**** Extrait du texte ****
L’accord. Et ils vous parlent, tous, des 33 otages (98 sont encore détenus, on suppose qu’un tiers sont décédés) qui seront libérés sans mettre l’accent sur la méthode : « pendant 42 jours : la première semaine, trois le premier jour, quatre le dernier … » le supplice chinois de la goutte qui tombe. A commencer de ce dimanche, les deux premiers otages qui seront libérés seront deux des derniers israélo-américains qui restaient. Pas les deux franco-israéliens encore en vie après le meurtre des 42 autres.
M. Trump qui a le triomphe facile a fait savoir avant tout le monde que « nous avons un accord pour les otages » Il n’est pas exclu qu’il ne se révèle pas pernicieux pour la suite des évènements au Proche Orient car le Hamas et les autres proxies de l’Iran, continueront à mener la guerre contre Israël, quelles que soient les actions de cette dernière. L’absence de perspicacité stratégique semble flagrante, ce qui rend perplexe et pousse à se demander pourquoi l’auteur de "The Art of the Deal" a poussé Israël à signer un deal qui revient essentiellement à un pacte avec son ennemi juré. Et qui le qualifie (comme l’Iran, d’ailleurs) de « grande victoire du peuple palestinien contre l’occupation » Comment imaginer que l’accord n’encouragera pas la prise d’otages ? Depuis le 7 octobre, Israël s’est battu sur plusieurs fronts, en détruisant (pour l’essentiel) le Hezbollah et en affaiblissant l’Iran. Seul le Hamas donne l’impression de sortir de la guerre en prétendant avoir forcé la main d’Israël. Oui, car il disposait des otages.
**** Lignes extraites ****
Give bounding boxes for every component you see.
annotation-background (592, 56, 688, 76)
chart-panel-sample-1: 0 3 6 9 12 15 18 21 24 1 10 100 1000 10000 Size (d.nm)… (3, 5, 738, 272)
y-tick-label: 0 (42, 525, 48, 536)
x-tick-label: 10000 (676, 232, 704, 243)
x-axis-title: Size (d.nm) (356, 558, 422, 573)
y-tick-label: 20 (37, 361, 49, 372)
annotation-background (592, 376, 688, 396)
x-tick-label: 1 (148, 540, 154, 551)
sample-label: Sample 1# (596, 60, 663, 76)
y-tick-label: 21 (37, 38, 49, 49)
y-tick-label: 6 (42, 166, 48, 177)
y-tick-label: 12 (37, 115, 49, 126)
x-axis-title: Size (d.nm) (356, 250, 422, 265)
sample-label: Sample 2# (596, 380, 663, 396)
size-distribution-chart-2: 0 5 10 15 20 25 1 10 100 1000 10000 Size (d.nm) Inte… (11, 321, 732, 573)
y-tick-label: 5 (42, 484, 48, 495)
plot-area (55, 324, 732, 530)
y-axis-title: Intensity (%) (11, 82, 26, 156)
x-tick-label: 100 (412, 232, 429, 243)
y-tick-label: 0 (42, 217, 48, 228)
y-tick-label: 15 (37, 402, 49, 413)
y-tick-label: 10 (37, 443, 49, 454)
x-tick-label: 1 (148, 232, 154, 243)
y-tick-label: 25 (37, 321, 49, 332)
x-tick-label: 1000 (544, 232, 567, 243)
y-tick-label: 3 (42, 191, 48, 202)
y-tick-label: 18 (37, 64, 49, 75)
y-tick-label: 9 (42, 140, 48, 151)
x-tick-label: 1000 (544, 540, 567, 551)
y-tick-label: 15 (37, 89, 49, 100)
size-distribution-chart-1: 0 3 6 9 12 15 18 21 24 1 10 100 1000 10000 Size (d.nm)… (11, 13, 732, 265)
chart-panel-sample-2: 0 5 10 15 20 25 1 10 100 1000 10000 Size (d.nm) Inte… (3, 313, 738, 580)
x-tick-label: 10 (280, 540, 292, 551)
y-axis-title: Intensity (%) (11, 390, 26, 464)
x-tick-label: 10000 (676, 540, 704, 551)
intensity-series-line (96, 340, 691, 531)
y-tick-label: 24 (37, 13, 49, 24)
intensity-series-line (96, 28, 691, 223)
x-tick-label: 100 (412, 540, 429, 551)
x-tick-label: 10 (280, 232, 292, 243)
****
» Consigne 1: D'après l'extrait sur l'accord des otages, combien d'otages sont encore détenus ?
» Consigne 2: Donnez tous les pays et groupes armés cités par leur nom dans l'extrait sur l'accord des otages.
Ces lignes proviennent d'une autre source que le texte.

» Réponse attendue 1: 98 otages sont encore détenus.

» Réponse attendue 2: Israël, le Hamas, l'Iran, le Hezbollah